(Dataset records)
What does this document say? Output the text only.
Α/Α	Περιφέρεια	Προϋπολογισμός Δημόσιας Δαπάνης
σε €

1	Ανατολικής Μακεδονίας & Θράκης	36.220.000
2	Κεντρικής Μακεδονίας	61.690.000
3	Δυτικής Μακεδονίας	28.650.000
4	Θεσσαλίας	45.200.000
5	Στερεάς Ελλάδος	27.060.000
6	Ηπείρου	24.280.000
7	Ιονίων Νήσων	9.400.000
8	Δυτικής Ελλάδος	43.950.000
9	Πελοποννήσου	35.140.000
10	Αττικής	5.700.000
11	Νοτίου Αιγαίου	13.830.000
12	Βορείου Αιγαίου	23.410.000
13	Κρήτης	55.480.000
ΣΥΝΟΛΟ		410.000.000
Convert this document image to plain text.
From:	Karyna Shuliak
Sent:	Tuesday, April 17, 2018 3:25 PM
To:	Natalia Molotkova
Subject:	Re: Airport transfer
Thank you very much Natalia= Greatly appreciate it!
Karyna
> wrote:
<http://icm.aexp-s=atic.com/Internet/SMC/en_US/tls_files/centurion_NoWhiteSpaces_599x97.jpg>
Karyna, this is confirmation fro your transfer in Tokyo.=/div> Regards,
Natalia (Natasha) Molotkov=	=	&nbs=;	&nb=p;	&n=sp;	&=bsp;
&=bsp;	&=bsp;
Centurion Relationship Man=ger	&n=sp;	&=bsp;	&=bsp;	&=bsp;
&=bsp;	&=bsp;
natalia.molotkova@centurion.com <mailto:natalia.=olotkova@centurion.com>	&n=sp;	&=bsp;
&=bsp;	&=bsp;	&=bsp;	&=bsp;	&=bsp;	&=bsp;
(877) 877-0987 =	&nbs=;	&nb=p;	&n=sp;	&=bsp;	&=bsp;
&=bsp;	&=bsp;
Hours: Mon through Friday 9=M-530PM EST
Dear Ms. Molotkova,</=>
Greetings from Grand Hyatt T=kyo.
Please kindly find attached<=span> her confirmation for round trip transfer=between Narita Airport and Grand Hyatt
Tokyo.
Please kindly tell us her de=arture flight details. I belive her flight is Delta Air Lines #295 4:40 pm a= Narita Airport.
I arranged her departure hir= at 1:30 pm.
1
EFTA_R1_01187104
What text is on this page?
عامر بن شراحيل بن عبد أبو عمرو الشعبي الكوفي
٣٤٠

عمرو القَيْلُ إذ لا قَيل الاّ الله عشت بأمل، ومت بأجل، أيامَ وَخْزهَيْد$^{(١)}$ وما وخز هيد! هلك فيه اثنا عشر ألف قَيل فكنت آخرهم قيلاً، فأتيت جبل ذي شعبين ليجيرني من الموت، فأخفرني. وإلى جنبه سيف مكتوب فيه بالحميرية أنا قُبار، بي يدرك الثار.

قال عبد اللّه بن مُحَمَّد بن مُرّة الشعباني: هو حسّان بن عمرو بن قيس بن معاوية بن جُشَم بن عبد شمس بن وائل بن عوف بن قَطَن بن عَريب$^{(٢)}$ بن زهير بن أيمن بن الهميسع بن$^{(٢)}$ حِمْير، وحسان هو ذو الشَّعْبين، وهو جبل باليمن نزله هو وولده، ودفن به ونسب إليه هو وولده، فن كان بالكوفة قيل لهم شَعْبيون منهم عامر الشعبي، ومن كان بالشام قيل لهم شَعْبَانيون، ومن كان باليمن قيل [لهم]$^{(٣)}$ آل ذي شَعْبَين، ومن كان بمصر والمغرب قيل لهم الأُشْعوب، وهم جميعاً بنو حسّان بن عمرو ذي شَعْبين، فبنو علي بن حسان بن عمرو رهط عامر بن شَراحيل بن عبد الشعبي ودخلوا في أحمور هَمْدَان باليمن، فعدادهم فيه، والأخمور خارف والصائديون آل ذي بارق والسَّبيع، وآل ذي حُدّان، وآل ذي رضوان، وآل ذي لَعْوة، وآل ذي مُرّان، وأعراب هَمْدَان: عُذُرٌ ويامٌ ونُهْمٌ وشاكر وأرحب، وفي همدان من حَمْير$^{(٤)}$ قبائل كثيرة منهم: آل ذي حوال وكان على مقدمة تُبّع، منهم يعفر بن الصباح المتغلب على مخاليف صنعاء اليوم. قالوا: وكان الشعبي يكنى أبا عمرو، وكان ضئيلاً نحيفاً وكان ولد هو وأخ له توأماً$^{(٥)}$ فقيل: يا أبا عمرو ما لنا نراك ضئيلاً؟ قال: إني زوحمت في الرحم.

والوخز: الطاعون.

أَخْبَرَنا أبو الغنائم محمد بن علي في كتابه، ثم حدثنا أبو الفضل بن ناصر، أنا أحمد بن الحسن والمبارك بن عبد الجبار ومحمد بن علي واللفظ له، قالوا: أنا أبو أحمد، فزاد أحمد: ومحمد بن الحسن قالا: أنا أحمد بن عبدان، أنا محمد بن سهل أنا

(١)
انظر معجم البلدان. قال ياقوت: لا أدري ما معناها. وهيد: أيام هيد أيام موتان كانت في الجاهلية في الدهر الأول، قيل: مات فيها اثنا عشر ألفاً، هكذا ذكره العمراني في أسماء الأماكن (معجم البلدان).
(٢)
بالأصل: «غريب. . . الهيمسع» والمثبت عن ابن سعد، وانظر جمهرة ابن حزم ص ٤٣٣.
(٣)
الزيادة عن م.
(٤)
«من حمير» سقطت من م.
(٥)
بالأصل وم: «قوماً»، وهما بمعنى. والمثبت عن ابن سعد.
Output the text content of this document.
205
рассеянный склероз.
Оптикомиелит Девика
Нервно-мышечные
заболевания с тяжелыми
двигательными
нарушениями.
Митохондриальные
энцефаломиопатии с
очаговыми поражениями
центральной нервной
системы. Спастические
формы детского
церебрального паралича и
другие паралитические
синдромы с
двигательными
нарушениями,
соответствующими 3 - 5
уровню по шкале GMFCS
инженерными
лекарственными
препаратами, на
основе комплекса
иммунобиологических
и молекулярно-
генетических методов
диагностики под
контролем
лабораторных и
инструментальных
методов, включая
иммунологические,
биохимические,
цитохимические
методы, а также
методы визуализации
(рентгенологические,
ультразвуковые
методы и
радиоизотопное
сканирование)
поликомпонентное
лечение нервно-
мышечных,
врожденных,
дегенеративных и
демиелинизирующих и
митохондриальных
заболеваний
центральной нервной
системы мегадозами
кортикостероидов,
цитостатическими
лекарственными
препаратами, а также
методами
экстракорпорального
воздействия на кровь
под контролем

REQUIREMENT:
Set down all of the records shown above once more, exactly.

FULL ANSWER:
What does this document say? Output the text only.
Α/Α	Περιφέρεια	Προϋπολογισμός Δημόσιας Δαπάνης
σε €

1	Ανατολικής Μακεδονίας & Θράκης	36.220.000
2	Κεντρικής Μακεδονίας	61.690.000
3	Δυτικής Μακεδονίας	28.650.000
4	Θεσσαλίας	45.200.000
5	Στερεάς Ελλάδος	27.060.000
6	Ηπείρου	24.280.000
7	Ιονίων Νήσων	9.400.000
8	Δυτικής Ελλάδος	43.950.000
9	Πελοποννήσου	35.140.000
10	Αττικής	5.700.000
11	Νοτίου Αιγαίου	13.830.000
12	Βορείου Αιγαίου	23.410.000
13	Κρήτης	55.480.000
ΣΥΝΟΛΟ		410.000.000
Convert this document image to plain text.
From:	Karyna Shuliak
Sent:	Tuesday, April 17, 2018 3:25 PM
To:	Natalia Molotkova
Subject:	Re: Airport transfer
Thank you very much Natalia= Greatly appreciate it!
Karyna
> wrote:
<http://icm.aexp-s=atic.com/Internet/SMC/en_US/tls_files/centurion_NoWhiteSpaces_599x97.jpg>
Karyna, this is confirmation fro your transfer in Tokyo.=/div> Regards,
Natalia (Natasha) Molotkov=	=	&nbs=;	&nb=p;	&n=sp;	&=bsp;
&=bsp;	&=bsp;
Centurion Relationship Man=ger	&n=sp;	&=bsp;	&=bsp;	&=bsp;
&=bsp;	&=bsp;
natalia.molotkova@centurion.com <mailto:natalia.=olotkova@centurion.com>	&n=sp;	&=bsp;
&=bsp;	&=bsp;	&=bsp;	&=bsp;	&=bsp;	&=bsp;
(877) 877-0987 =	&nbs=;	&nb=p;	&n=sp;	&=bsp;	&=bsp;
&=bsp;	&=bsp;
Hours: Mon through Friday 9=M-530PM EST
Dear Ms. Molotkova,</=>
Greetings from Grand Hyatt T=kyo.
Please kindly find attached<=span> her confirmation for round trip transfer=between Narita Airport and Grand Hyatt
Tokyo.
Please kindly tell us her de=arture flight details. I belive her flight is Delta Air Lines #295 4:40 pm a= Narita Airport.
I arranged her departure hir= at 1:30 pm.
1
EFTA_R1_01187104
What text is on this page?
عامر بن شراحيل بن عبد أبو عمرو الشعبي الكوفي
٣٤٠

عمرو القَيْلُ إذ لا قَيل الاّ الله عشت بأمل، ومت بأجل، أيامَ وَخْزهَيْد$^{(١)}$ وما وخز هيد! هلك فيه اثنا عشر ألف قَيل فكنت آخرهم قيلاً، فأتيت جبل ذي شعبين ليجيرني من الموت، فأخفرني. وإلى جنبه سيف مكتوب فيه بالحميرية أنا قُبار، بي يدرك الثار.

قال عبد اللّه بن مُحَمَّد بن مُرّة الشعباني: هو حسّان بن عمرو بن قيس بن معاوية بن جُشَم بن عبد شمس بن وائل بن عوف بن قَطَن بن عَريب$^{(٢)}$ بن زهير بن أيمن بن الهميسع بن$^{(٢)}$ حِمْير، وحسان هو ذو الشَّعْبين، وهو جبل باليمن نزله هو وولده، ودفن به ونسب إليه هو وولده، فن كان بالكوفة قيل لهم شَعْبيون منهم عامر الشعبي، ومن كان بالشام قيل لهم شَعْبَانيون، ومن كان باليمن قيل [لهم]$^{(٣)}$ آل ذي شَعْبَين، ومن كان بمصر والمغرب قيل لهم الأُشْعوب، وهم جميعاً بنو حسّان بن عمرو ذي شَعْبين، فبنو علي بن حسان بن عمرو رهط عامر بن شَراحيل بن عبد الشعبي ودخلوا في أحمور هَمْدَان باليمن، فعدادهم فيه، والأخمور خارف والصائديون آل ذي بارق والسَّبيع، وآل ذي حُدّان، وآل ذي رضوان، وآل ذي لَعْوة، وآل ذي مُرّان، وأعراب هَمْدَان: عُذُرٌ ويامٌ ونُهْمٌ وشاكر وأرحب، وفي همدان من حَمْير$^{(٤)}$ قبائل كثيرة منهم: آل ذي حوال وكان على مقدمة تُبّع، منهم يعفر بن الصباح المتغلب على مخاليف صنعاء اليوم. قالوا: وكان الشعبي يكنى أبا عمرو، وكان ضئيلاً نحيفاً وكان ولد هو وأخ له توأماً$^{(٥)}$ فقيل: يا أبا عمرو ما لنا نراك ضئيلاً؟ قال: إني زوحمت في الرحم.

والوخز: الطاعون.

أَخْبَرَنا أبو الغنائم محمد بن علي في كتابه، ثم حدثنا أبو الفضل بن ناصر، أنا أحمد بن الحسن والمبارك بن عبد الجبار ومحمد بن علي واللفظ له، قالوا: أنا أبو أحمد، فزاد أحمد: ومحمد بن الحسن قالا: أنا أحمد بن عبدان، أنا محمد بن سهل أنا

(١)
انظر معجم البلدان. قال ياقوت: لا أدري ما معناها. وهيد: أيام هيد أيام موتان كانت في الجاهلية في الدهر الأول، قيل: مات فيها اثنا عشر ألفاً، هكذا ذكره العمراني في أسماء الأماكن (معجم البلدان).
(٢)
بالأصل: «غريب. . . الهيمسع» والمثبت عن ابن سعد، وانظر جمهرة ابن حزم ص ٤٣٣.
(٣)
الزيادة عن م.
(٤)
«من حمير» سقطت من م.
(٥)
بالأصل وم: «قوماً»، وهما بمعنى. والمثبت عن ابن سعد.
Output the text content of this document.
205
рассеянный склероз.
Оптикомиелит Девика
Нервно-мышечные
заболевания с тяжелыми
двигательными
нарушениями.
Митохондриальные
энцефаломиопатии с
очаговыми поражениями
центральной нервной
системы. Спастические
формы детского
церебрального паралича и
другие паралитические
синдромы с
двигательными
нарушениями,
соответствующими 3 - 5
уровню по шкале GMFCS
инженерными
лекарственными
препаратами, на
основе комплекса
иммунобиологических
и молекулярно-
генетических методов
диагностики под
контролем
лабораторных и
инструментальных
методов, включая
иммунологические,
биохимические,
цитохимические
методы, а также
методы визуализации
(рентгенологические,
ультразвуковые
методы и
радиоизотопное
сканирование)
поликомпонентное
лечение нервно-
мышечных,
врожденных,
дегенеративных и
демиелинизирующих и
митохондриальных
заболеваний
центральной нервной
системы мегадозами
кортикостероидов,
цитостатическими
лекарственными
препаратами, а также
методами
экстракорпорального
воздействия на кровь
под контролем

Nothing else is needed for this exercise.